==== TEXT ====
Positional characteristics of Parenthesis

Defining the placement of Parenthesis in the sentence, should be taken into account its position in the sentence and in the whole text. On the one hand, the Parenthesis can function as the cohesion within a sentence; on the other hand, it can be a link between sentences.

In the sentence Parenthesis can be used in the following positions:

At the beginning of the sentence:

Personally, I think exit interviews are too late,” remarked a former military man [COCA, MAG, 2011].

As a consequence, we should get accustomed to read in human developments, insofar as they represent more or less cooperative answers to God’s invisible grace, occasions for further development [COCA, ACAD, 2010].

2) In the middle:

Well, maybe, but what if those viewers are just watching college football, pro football or, like me, learning to backpack with my scouting son [COCA, NEWS, 2011]?

It seems, at first glance, that new things are what give pleasure to the mind; but there aren’t many new things, and each one is new only once [COCA, ACAD, 2009].

3) In the end:

I mean he was so far the best thing in that movie, in my opinion [COCA, SPOK, 2011].

Speaking about whole text there are parentheses, which are used just at the beginning of the text, some of them in the body and some of them just in the end.

At the beginning of the text can be used the next parentheses:

Firstly, First of all, For a short, In the first place, Initially, To begin/start with, Let us begin, Start by, First and foremost

For instance:

We’re going to focus on, first and foremost, bringing down costs and adding to people’s choices and flexibility [COCA, SPOK, 2011].

For the transition from the introduction to the main body the followings can be pasted:

Second(ly)/third(ly), In the second place, Subsequently, Simultaneously, And then, Next, Then, Moreover, Formerly, Previously, Furthermore

For example:

Near the end of the first century, Pope Clement argues that Jesus’ unmarried state was in no way meant to be an example for everyone: ” the reason that Jesus didn’t marry was that, in the first place, he was already engaged, so to speak, to the church; and, in the second place, he was no ordinary man” [COCA, MAG, 2006].

In the main body the most of parentheses are used. Some of them are:

In my opinion, In my view, To my mind, One the one hand/On the other hand, For example/for instance, Such as, Frequently, As an illustration, To illustrate, Above all, Additionally, As well as, Besides, Equally important, Furthermore, Further

For example:

On the one hand, these low socioeconomic indicators have generally been one of the reasons for rejection of such migrants. One the other hand, these indicators are related not only to the supply of manpower from Mexico, but also to the type of demand for job skills in the United States [COCA, ACAD, 1999].

In the conclusion usually the next words and phrases are given:

Summing up, To sum up, To conclude, In summary, Finally, In short, In brief, In a nutshell, On the whole, Ultimately, Last/lastly, Last of all

For example:

Finally, the military’s retirement program should be revised [COCA, ACAD, 2011].
==== MATERIAL SUPPLIED ====
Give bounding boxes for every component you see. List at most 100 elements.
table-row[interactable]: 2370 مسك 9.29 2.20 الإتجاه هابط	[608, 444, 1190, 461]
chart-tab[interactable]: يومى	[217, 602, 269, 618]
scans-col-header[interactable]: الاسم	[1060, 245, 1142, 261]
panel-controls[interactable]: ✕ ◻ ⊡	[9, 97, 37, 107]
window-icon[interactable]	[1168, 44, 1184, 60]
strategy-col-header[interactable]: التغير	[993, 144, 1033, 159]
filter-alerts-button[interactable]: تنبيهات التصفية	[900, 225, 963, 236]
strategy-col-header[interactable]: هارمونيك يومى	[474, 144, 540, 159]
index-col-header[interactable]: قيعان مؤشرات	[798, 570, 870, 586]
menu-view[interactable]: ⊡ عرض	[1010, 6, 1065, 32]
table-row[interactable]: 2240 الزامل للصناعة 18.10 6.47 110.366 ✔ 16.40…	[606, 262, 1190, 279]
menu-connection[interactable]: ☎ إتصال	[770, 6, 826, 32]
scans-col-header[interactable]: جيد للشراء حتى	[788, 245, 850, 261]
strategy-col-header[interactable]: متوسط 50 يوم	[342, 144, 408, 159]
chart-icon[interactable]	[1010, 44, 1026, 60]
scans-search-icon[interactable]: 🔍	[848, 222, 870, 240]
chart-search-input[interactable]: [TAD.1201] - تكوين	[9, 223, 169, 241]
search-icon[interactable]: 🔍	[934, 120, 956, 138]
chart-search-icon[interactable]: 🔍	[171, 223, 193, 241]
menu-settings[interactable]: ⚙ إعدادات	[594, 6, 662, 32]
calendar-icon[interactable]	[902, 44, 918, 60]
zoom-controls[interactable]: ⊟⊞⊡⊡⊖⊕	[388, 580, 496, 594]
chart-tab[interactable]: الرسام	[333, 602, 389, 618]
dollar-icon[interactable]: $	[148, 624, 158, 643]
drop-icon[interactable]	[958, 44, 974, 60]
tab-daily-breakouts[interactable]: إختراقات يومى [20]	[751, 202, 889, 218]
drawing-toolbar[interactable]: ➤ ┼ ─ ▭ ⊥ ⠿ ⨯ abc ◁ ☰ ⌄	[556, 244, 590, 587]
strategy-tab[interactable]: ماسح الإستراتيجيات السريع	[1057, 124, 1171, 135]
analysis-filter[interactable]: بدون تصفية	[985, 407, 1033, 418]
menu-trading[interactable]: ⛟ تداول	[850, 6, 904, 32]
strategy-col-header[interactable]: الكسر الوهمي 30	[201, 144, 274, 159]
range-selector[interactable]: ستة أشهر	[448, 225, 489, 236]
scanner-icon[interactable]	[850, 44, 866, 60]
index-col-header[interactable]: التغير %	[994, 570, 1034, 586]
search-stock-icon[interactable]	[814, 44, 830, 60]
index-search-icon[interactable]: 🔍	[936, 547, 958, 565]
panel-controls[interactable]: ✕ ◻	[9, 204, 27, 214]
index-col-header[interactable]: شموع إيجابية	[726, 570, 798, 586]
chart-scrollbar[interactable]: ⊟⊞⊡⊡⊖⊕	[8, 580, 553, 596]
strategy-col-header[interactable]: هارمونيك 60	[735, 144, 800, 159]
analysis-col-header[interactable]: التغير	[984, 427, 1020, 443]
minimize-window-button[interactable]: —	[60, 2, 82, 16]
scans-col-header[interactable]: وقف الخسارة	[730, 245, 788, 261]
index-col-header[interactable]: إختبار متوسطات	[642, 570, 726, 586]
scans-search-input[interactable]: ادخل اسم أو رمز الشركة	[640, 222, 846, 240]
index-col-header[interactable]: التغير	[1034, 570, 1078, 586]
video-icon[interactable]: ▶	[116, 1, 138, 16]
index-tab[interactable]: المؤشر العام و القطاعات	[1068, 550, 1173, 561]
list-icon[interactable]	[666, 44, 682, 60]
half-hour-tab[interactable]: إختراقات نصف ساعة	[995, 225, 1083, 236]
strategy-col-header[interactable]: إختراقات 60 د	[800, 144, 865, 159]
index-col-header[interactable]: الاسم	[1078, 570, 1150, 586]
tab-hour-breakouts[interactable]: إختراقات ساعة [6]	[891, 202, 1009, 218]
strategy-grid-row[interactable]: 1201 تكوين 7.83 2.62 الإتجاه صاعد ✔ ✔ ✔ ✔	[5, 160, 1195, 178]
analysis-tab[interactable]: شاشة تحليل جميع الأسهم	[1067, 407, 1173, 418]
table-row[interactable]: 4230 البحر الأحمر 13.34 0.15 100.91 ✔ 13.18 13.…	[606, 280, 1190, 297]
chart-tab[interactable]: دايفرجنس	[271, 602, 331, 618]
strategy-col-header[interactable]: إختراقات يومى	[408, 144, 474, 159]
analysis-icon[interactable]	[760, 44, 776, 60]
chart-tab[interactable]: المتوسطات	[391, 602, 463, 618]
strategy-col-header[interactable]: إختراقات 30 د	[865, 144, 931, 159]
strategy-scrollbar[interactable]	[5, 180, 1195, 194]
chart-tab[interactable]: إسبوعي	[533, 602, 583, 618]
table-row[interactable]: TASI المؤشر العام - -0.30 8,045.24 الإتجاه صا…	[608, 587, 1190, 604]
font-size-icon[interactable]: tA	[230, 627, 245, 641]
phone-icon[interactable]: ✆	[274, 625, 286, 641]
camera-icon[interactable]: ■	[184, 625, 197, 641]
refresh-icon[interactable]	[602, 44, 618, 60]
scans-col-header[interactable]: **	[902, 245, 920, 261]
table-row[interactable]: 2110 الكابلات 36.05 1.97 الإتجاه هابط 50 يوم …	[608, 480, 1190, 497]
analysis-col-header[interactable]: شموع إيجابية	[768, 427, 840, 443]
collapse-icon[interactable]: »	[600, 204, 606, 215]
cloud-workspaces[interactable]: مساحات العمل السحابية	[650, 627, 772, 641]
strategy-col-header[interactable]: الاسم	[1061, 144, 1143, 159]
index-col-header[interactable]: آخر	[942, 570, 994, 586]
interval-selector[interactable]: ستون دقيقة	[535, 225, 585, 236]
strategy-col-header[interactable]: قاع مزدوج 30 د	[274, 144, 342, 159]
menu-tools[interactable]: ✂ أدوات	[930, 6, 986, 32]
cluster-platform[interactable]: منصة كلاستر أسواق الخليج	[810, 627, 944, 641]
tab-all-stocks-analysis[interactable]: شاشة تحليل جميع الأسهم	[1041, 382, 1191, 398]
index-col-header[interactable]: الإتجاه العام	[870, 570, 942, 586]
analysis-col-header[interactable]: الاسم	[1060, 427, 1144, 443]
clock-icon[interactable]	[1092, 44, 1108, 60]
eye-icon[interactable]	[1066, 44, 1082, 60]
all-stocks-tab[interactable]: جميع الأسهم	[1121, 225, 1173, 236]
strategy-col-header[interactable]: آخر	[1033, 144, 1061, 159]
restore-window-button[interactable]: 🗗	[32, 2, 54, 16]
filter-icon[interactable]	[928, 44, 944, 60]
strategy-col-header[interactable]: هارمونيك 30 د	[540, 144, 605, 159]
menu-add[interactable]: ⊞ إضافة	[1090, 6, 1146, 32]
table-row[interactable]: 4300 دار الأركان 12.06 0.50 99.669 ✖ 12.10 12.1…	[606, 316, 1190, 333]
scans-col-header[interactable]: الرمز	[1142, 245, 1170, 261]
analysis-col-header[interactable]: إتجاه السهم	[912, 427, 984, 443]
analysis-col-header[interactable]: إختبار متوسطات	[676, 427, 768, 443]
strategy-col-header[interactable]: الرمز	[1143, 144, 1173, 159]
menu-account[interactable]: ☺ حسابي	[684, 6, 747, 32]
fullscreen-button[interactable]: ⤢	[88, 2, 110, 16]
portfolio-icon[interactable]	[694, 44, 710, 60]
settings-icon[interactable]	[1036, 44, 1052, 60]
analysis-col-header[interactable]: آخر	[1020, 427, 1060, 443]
====
• _TASKS TO COMPLETE_
1/ According to the text on the positional characteristics of parenthesis, what two roles can a parenthesis play with respect to sentences?
2/ Resume the text on the positional characteristics of parenthesis, picking up after its final sentence.

• _EXPECTED RESPONSES_
1/ It can function as cohesion within a sentence and as a link between sentences.

2/
Structural characteristics of Parenthesis

Defining the structure of Parenthesis, the next aspects must be taken into consideration:

  1. a) Syntactical aspect;
  2. b) Morphological.

Speaking about Syntactical aspect, it is important to remember that parenthesis is also called simply brackets or round brackets, curved brackets, oval brackets. It contains material that could be omitted without destroying or altering the meaning of a sentence. In most writing, overuse of parenthesis is usually a sign of a badly structured text. They can be inserted into a passage with which it doesn’t necessarily have any grammatical connection. Parentheses are usually marked off by round or square brackets, dashes, or commas [36].

For example:

A dog (not a cat) is an animal that barks [39]. The phrase not a cat is a parenthesis.

My umbrella – which is somewhat broken – can still shield the two of us from the rain [39]. The phrase which is somewhat broken is a parenthesis.

Please, Gerald, come here! Gerald is both a noun of direct address and a parenthesis [39].

Parenthesis may be used in formal writing to add supplementary information, such as:

“Sen. John McCain (R., Arizona) spoke at length”.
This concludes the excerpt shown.